> **Written instruction**
Copy every line of the data that includes the string "الذكرى".

> **Extracted data**

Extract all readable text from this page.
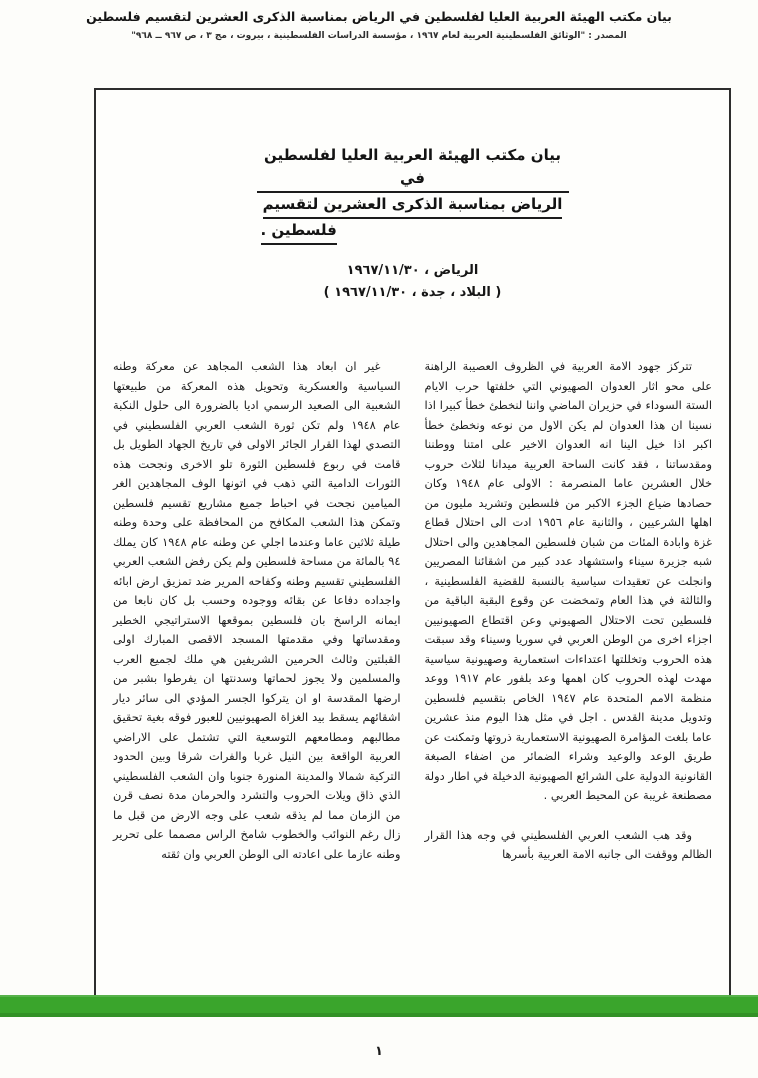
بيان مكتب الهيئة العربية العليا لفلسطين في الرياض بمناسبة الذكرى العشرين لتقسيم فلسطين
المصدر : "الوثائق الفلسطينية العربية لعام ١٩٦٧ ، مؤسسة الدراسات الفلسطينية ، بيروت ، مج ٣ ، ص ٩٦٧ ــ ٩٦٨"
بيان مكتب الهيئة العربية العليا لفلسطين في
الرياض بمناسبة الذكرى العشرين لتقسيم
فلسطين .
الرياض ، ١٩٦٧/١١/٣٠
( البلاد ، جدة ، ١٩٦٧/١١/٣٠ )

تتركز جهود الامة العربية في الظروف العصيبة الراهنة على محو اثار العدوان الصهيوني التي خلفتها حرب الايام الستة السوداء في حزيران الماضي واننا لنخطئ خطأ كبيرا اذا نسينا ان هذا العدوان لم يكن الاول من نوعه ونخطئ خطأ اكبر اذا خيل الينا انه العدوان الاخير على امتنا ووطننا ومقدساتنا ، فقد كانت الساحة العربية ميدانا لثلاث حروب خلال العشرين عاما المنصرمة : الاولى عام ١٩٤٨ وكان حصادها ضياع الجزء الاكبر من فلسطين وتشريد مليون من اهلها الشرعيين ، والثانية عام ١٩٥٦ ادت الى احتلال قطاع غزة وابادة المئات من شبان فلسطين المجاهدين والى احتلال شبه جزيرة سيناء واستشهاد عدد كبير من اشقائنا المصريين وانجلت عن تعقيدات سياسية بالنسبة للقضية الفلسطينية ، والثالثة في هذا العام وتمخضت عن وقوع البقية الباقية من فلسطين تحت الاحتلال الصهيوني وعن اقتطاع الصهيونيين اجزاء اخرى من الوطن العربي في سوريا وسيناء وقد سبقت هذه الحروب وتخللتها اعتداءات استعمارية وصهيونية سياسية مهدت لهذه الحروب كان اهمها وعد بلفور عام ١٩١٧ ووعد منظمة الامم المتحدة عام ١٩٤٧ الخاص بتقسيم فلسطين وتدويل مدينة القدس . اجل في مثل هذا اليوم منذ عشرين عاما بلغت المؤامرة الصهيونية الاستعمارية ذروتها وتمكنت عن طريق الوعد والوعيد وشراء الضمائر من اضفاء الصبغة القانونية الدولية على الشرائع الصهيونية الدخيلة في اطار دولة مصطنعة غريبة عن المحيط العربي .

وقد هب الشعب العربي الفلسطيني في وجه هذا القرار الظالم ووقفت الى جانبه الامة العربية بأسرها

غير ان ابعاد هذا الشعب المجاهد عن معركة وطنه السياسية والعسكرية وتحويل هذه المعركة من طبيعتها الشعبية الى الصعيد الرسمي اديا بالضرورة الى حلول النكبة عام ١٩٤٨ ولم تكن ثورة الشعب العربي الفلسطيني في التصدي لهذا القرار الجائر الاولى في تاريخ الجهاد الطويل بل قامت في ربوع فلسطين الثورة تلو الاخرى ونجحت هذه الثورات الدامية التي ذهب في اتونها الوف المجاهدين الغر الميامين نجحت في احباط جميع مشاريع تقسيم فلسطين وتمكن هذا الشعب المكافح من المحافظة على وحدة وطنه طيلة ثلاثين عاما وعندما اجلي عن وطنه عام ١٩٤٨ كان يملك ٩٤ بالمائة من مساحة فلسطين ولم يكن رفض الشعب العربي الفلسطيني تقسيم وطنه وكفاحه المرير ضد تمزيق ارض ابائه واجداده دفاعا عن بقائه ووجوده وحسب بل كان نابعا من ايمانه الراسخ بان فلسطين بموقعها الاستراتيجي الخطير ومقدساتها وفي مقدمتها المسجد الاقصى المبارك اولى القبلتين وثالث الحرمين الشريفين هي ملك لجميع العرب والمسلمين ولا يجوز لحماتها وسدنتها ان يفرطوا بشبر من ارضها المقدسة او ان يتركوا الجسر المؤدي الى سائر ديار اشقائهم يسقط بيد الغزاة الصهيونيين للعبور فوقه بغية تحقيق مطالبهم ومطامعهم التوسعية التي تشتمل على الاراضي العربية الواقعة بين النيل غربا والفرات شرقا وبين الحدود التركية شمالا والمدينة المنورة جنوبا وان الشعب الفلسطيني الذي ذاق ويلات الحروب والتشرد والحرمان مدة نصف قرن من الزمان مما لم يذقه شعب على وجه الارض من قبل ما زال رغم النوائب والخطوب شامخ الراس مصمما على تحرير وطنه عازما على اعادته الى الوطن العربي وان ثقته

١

> **Task output**
بيان مكتب الهيئة العربية العليا لفلسطين في الرياض بمناسبة الذكرى العشرين لتقسيم فلسطين
الرياض بمناسبة الذكرى العشرين لتقسيم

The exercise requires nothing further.